----- Records to use

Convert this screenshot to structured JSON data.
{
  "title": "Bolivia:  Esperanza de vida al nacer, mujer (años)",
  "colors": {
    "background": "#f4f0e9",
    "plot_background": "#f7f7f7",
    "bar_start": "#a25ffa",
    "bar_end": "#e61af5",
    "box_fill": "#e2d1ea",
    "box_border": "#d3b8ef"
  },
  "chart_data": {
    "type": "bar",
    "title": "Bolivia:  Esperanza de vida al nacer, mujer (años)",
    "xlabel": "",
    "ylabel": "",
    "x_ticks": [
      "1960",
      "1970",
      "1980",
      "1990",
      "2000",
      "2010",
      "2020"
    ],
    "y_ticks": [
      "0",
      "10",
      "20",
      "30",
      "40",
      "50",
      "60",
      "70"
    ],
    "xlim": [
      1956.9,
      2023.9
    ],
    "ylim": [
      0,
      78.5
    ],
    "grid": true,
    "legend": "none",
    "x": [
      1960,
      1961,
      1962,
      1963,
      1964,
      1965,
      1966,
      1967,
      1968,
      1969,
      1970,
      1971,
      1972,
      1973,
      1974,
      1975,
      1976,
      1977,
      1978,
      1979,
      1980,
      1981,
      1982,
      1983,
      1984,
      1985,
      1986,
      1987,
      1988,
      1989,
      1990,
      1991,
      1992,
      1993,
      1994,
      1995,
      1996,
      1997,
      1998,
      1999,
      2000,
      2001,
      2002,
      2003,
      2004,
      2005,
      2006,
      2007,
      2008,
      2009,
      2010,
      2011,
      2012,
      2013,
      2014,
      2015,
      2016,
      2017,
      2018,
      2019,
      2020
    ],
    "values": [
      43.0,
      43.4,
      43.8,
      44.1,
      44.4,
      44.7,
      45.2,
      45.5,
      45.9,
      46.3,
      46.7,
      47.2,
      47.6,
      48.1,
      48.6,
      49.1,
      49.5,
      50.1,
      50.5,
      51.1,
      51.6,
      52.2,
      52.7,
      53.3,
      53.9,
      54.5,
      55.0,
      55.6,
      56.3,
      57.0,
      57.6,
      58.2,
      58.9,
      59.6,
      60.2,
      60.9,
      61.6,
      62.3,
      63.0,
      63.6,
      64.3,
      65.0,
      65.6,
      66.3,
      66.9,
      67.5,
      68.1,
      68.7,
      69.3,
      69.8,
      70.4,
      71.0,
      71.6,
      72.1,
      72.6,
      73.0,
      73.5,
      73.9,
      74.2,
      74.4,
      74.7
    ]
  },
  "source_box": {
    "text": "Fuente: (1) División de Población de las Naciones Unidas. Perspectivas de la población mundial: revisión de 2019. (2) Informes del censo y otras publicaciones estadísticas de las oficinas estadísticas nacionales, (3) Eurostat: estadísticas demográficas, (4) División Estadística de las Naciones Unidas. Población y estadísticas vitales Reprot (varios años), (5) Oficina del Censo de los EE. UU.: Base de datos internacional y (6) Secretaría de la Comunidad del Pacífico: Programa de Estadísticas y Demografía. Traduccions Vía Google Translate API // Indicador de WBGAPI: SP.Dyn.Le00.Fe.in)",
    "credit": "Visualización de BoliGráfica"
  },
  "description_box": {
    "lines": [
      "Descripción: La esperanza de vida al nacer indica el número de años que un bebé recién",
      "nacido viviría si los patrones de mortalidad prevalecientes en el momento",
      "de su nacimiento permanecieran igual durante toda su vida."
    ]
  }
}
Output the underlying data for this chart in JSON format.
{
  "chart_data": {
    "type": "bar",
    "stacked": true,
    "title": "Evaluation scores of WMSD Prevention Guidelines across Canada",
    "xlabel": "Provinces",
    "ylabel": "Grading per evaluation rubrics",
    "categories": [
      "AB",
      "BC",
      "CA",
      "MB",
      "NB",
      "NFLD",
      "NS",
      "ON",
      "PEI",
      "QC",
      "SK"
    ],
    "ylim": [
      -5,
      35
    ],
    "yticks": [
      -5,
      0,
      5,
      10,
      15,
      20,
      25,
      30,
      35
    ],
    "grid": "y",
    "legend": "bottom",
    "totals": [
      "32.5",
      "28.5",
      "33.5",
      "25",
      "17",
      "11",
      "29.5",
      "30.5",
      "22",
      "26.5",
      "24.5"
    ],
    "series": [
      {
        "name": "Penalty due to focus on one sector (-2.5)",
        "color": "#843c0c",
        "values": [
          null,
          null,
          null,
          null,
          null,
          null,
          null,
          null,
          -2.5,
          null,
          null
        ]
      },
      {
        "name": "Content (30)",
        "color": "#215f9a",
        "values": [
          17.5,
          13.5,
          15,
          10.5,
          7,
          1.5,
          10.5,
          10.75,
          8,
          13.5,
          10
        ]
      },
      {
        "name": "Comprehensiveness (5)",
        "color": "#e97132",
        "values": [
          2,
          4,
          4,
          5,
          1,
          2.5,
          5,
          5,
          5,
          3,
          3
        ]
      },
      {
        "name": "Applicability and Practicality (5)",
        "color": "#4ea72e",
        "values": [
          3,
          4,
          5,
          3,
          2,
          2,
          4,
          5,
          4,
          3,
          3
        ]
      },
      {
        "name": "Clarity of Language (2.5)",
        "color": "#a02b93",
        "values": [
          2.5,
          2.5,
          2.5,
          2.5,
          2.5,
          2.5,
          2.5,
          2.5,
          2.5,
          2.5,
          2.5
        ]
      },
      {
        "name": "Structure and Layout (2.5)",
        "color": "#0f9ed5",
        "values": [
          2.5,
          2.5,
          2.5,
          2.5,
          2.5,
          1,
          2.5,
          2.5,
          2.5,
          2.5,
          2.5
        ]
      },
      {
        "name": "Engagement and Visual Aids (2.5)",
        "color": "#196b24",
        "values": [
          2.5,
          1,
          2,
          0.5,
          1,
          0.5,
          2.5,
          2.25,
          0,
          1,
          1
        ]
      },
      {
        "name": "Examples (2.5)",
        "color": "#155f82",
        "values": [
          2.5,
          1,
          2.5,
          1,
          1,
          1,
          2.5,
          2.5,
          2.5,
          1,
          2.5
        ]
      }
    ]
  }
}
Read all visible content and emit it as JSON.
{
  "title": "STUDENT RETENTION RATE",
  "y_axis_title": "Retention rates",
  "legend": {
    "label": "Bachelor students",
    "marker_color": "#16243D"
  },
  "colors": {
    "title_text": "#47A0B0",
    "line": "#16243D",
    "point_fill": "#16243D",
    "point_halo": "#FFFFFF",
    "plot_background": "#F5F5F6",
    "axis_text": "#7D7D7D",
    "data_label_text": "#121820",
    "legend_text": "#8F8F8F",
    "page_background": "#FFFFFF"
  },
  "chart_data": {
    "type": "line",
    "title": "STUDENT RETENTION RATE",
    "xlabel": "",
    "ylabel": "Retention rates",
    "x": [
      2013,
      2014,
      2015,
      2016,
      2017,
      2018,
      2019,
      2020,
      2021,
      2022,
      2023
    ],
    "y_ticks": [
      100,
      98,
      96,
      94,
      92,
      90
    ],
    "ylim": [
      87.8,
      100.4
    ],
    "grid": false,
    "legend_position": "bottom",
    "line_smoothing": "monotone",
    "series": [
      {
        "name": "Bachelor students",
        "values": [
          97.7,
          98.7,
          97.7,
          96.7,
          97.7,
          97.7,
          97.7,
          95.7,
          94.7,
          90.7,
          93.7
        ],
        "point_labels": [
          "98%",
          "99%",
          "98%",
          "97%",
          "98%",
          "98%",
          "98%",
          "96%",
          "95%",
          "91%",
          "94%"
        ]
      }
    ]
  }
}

----------

- What to produce
Where a line above holds the string "nacer", show that line.

- Reply
  "title": "Bolivia:  Esperanza de vida al nacer, mujer (años)",
    "title": "Bolivia:  Esperanza de vida al nacer, mujer (años)",
      "Descripción: La esperanza de vida al nacer indica el número de años que un bebé recién",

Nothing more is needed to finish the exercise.